◆ **Direction**
Scan the material below for lines with the word "text" and report how many there are, with nothing added.

Saved entries
☆ ☆ ☆ ☆ ☆

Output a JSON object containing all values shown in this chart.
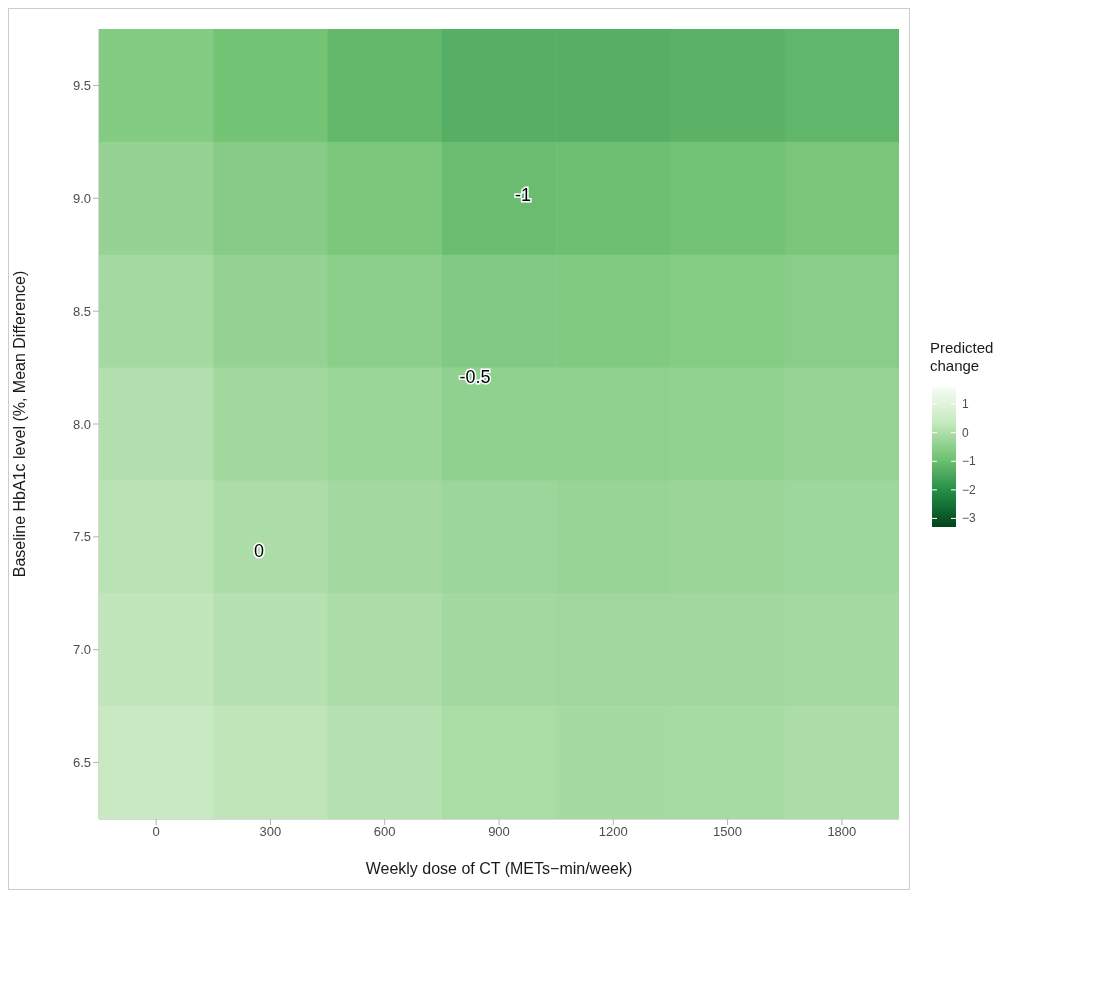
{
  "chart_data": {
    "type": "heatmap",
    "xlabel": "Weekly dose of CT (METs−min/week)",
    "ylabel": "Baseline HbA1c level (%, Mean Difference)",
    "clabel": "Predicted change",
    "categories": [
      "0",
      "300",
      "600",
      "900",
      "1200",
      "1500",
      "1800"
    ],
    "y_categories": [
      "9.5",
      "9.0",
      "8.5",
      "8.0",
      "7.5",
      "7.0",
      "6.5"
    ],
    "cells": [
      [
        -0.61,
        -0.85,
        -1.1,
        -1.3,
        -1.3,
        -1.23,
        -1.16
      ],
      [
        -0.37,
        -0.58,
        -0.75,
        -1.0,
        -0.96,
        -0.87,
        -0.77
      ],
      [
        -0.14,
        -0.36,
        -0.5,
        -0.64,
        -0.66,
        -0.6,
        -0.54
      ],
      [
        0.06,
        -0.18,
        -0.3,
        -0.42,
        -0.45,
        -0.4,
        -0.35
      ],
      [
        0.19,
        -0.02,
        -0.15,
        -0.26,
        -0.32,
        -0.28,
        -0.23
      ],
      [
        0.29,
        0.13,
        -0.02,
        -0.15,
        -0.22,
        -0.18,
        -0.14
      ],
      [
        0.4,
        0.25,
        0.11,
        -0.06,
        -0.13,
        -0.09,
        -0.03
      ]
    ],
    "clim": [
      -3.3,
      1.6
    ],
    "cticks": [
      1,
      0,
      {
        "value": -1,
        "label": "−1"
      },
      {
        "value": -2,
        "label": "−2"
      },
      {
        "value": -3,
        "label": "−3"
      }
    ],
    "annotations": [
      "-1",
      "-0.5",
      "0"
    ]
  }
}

☆ ☆ ☆ ☆ ☆

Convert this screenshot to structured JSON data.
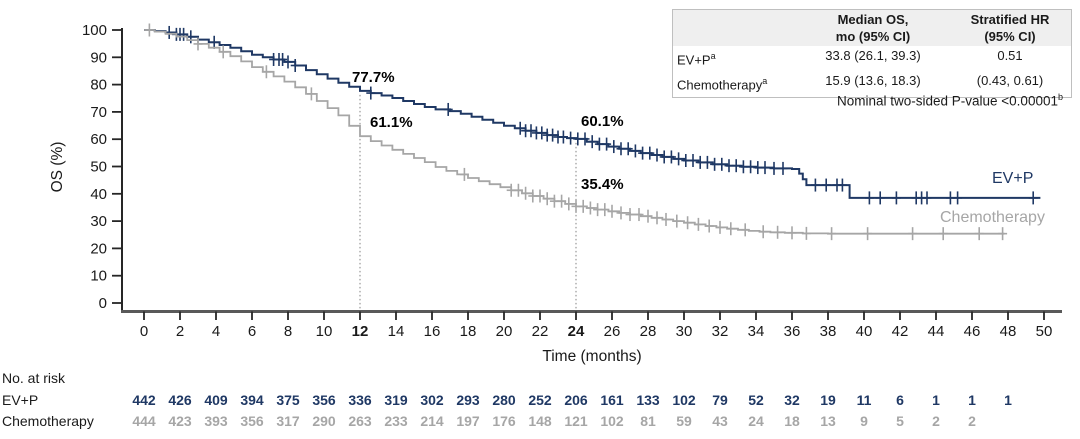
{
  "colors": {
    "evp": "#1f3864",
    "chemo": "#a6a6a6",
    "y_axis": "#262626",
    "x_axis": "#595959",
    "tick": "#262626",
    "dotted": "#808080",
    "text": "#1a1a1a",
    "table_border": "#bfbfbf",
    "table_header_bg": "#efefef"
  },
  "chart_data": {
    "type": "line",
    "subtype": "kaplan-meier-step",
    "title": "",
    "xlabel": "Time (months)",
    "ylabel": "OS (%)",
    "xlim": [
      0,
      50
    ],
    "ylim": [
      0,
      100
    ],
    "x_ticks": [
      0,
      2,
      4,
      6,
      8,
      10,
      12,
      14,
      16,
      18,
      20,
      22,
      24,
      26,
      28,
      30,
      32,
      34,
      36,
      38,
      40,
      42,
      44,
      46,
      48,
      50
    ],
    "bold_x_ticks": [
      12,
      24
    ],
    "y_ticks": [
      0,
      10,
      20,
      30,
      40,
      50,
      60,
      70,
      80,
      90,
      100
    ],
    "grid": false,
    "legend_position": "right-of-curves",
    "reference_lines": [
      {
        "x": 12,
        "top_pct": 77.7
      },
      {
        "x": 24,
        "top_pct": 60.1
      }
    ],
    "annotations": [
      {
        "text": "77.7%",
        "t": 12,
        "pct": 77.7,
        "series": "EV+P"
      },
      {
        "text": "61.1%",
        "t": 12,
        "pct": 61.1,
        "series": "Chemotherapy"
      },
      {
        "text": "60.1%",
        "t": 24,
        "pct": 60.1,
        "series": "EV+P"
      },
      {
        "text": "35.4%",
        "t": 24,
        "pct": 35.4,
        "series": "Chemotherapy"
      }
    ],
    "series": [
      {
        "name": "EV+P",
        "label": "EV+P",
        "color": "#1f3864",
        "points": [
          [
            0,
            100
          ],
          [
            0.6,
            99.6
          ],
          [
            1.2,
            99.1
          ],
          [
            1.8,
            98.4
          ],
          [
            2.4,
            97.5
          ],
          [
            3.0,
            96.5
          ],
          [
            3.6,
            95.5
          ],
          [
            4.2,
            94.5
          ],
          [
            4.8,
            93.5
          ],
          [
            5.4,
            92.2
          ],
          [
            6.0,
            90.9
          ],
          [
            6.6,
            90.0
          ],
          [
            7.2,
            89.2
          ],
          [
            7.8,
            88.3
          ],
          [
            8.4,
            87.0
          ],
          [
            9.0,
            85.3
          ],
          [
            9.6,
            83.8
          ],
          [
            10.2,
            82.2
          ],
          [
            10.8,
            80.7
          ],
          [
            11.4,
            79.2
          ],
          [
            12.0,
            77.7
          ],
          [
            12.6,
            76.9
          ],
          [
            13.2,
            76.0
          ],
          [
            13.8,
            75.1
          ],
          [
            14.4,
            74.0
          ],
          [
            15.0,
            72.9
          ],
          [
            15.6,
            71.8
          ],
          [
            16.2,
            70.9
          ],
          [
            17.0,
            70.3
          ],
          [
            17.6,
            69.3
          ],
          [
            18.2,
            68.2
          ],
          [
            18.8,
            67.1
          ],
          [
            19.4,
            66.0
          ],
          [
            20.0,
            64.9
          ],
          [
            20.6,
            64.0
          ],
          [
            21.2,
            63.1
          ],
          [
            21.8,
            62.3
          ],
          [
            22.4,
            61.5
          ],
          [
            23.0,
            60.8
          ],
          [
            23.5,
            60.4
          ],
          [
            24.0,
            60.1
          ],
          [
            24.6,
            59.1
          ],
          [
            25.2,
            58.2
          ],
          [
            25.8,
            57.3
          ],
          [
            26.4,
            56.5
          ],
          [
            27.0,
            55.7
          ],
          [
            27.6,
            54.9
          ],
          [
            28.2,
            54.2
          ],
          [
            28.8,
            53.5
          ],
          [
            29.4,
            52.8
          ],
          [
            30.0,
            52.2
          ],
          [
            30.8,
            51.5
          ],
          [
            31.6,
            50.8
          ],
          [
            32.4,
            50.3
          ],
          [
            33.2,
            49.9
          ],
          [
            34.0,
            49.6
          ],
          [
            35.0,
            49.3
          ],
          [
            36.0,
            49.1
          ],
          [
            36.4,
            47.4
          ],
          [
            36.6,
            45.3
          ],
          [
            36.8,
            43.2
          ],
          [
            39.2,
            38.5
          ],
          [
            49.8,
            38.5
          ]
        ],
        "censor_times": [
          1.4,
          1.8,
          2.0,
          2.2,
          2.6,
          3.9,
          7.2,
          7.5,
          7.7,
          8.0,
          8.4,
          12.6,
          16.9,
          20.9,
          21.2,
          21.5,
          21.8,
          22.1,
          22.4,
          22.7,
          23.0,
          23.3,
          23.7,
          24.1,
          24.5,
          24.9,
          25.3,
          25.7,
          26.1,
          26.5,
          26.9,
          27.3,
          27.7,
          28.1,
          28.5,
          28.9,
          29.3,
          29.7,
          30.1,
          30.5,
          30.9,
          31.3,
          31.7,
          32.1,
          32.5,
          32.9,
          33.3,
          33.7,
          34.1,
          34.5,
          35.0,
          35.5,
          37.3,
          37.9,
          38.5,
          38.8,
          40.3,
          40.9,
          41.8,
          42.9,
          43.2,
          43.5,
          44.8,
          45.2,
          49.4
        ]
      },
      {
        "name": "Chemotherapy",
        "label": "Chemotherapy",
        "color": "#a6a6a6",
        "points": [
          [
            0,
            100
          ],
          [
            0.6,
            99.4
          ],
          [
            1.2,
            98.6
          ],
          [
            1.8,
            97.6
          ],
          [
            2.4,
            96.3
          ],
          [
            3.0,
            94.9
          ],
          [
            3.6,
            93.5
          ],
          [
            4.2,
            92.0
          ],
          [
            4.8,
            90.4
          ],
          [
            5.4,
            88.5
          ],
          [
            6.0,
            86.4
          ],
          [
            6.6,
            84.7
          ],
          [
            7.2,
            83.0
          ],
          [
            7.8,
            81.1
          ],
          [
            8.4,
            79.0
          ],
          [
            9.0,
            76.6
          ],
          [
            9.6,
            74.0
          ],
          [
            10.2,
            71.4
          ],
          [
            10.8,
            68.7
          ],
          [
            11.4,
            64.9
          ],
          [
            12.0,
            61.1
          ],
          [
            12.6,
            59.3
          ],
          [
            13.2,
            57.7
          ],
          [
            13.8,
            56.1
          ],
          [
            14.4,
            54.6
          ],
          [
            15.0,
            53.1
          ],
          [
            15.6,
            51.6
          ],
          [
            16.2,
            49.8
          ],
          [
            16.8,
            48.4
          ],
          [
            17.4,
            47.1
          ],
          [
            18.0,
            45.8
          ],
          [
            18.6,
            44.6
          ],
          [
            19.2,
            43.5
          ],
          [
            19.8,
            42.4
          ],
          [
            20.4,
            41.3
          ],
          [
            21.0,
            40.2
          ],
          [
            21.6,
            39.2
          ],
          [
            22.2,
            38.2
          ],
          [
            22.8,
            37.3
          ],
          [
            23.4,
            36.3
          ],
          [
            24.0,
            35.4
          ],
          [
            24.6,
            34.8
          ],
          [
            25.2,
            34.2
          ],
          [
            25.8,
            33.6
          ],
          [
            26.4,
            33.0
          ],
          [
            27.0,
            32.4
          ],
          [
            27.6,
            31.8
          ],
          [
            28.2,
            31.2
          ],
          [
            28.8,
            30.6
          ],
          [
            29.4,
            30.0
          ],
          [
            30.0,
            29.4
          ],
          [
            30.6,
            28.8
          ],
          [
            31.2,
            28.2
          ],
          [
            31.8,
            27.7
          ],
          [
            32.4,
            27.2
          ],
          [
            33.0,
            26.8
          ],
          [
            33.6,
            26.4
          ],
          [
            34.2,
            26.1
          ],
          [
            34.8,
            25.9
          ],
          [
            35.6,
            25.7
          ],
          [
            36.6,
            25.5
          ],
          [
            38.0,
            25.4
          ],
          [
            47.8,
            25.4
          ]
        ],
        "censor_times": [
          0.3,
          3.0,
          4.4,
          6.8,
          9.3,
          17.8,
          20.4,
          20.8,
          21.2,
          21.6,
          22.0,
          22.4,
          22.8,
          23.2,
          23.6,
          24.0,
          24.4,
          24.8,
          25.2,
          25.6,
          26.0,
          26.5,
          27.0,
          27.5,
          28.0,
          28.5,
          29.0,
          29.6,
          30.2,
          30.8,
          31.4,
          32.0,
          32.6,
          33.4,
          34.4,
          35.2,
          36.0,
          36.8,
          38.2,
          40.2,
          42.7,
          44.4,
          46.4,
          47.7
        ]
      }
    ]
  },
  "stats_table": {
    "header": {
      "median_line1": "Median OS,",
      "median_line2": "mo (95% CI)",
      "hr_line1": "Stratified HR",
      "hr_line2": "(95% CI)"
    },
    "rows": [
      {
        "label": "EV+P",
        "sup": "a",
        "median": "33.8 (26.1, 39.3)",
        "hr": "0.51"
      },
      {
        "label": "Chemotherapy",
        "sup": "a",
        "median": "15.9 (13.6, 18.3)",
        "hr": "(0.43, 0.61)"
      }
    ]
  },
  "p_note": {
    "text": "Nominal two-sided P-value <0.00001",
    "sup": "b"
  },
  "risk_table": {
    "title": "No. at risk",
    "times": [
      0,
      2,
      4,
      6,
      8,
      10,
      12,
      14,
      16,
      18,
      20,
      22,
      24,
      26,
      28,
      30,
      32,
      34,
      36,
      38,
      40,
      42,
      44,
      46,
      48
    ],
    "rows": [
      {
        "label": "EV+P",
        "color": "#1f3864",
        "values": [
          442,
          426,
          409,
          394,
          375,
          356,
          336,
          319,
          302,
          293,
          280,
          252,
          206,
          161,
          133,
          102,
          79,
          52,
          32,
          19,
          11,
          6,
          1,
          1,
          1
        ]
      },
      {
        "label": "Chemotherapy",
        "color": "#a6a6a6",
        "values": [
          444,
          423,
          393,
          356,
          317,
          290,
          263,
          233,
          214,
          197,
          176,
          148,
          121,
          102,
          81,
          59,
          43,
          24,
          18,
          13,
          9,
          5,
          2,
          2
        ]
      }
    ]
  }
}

☆ ☆ ☆ ☆ ☆

◆ **Task result**
6